REQUIREMENT
Can you carry on the discussion of upload directory permissions on a web server, starting right after its last sentence?

DOCUMENT EXCERPT
+---+
I have implemented code to restrict what file formats can be uploaded, but what would happen if someone was to find the location of the directory, can this pose any threat to my server?
Can they start uploading any files they desire?
Thanks.
When users are uploading files to your server through a web form and some PHP script, the disk access on the server happens with the user id the web server is running under (usually nobody, www-data, apache, _httpd or even root).
Note here, that this single user id is used, regardless of which user uploads the file.
As long as there are no local users accessing the system by other means (ssh, for example), setting the upload directories permissions to 0777 would make not much of a difference -- appart from somebody exploiting a security vulnerability somewhere else in your system there's no one those permissions apply to anyway, and such an attacker would probably just use /tmp.
It is always good practice to set only those permissions on a file or directory that are actually needed. In this case that means probably something like:
drwxrws--- 5 www-data www-data 4096 Nov 17 16:44 upload/
I'm assuming that other local users besides the web server will want to access those files, like the sysadmin or a web designer. Add those users to the group your web server runs under and they don't need sudo or root privileges to access that directory. Also, the +s means that new files and directories in upload/ will automatically be owned by the same group.
+---+
Document understanding data:
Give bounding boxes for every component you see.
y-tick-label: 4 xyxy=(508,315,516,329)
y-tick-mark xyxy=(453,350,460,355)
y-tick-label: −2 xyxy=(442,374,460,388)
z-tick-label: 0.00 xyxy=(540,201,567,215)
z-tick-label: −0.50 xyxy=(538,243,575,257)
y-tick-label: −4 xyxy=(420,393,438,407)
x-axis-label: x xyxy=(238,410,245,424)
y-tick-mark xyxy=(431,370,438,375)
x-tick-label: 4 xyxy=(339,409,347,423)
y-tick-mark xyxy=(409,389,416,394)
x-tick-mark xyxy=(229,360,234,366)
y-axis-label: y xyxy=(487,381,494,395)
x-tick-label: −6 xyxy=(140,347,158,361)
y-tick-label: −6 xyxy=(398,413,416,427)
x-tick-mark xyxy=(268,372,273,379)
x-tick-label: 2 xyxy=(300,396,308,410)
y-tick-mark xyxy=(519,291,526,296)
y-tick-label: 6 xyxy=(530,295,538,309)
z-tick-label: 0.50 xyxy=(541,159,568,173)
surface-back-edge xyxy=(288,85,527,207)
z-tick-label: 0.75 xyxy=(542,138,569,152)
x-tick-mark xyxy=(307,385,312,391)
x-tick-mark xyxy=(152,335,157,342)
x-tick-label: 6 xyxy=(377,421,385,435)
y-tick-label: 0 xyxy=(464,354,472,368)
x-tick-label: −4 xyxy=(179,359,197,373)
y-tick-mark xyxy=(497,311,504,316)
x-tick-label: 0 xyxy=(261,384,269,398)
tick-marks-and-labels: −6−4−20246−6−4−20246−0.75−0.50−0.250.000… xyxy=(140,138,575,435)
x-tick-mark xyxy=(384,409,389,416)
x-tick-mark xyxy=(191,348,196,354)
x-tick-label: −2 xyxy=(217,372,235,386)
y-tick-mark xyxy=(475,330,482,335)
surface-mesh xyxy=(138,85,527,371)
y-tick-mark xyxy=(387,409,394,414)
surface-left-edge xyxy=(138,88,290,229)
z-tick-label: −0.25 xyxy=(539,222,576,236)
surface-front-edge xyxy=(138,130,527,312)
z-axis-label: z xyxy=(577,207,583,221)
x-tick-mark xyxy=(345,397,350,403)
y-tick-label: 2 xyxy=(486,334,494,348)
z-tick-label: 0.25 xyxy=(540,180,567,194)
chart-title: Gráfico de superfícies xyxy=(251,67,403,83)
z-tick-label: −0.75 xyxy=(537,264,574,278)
+---+
RESPONSE TO THE EXERCISE
As to your last question: just because an attacker knows where the directory is, doesn't mean he can magically make files appear there. There still has to be some sort of service running that accepts files and stores them there... so no, setting the permissions to 0777 doesn't directly make it any less safe.
Still, there are several more dimensions to "safety" and "security" that you cannot address with file permissions in this whole setup:
uploaders can still overwrite each others files because they all work with the same user id
somebody can upload a malicious PHP script to the upload directory and run it from there, possibly exploit other vulnerabilities on your system and gain root access
somebody can use your server to distribute child porn
somebody could run a phishing site from your server after uploading a lookalike of paypal.com
...and there are probably more. Some of those problems you may have addressed in your upload script, but then again, understanding of unix file permissions and where they apply comes usually waaaay at the beginning when learning about security issues, which shows that you are probably not ready yet to tackle all of the possible problems.
Have your code looked at by somebody!
By what means are these users uploading their pictures? If it's over the web, then you only need to give the web server or the CGI script user access to the folder.
The biggest danger here is that users can overwrite other users files, or delete other users files. Nobody without access to this folder will be able to write to it (unless you have some kind of guest/anonymous user).
If you need a directory that everyone can create files in, what you want is to mimic the permissions of the /tmp directory.
$ chown root:root dir; chmod 777 dir; chmod +t dir;
This way any user can create a file, but they cannot delete files owned by other users.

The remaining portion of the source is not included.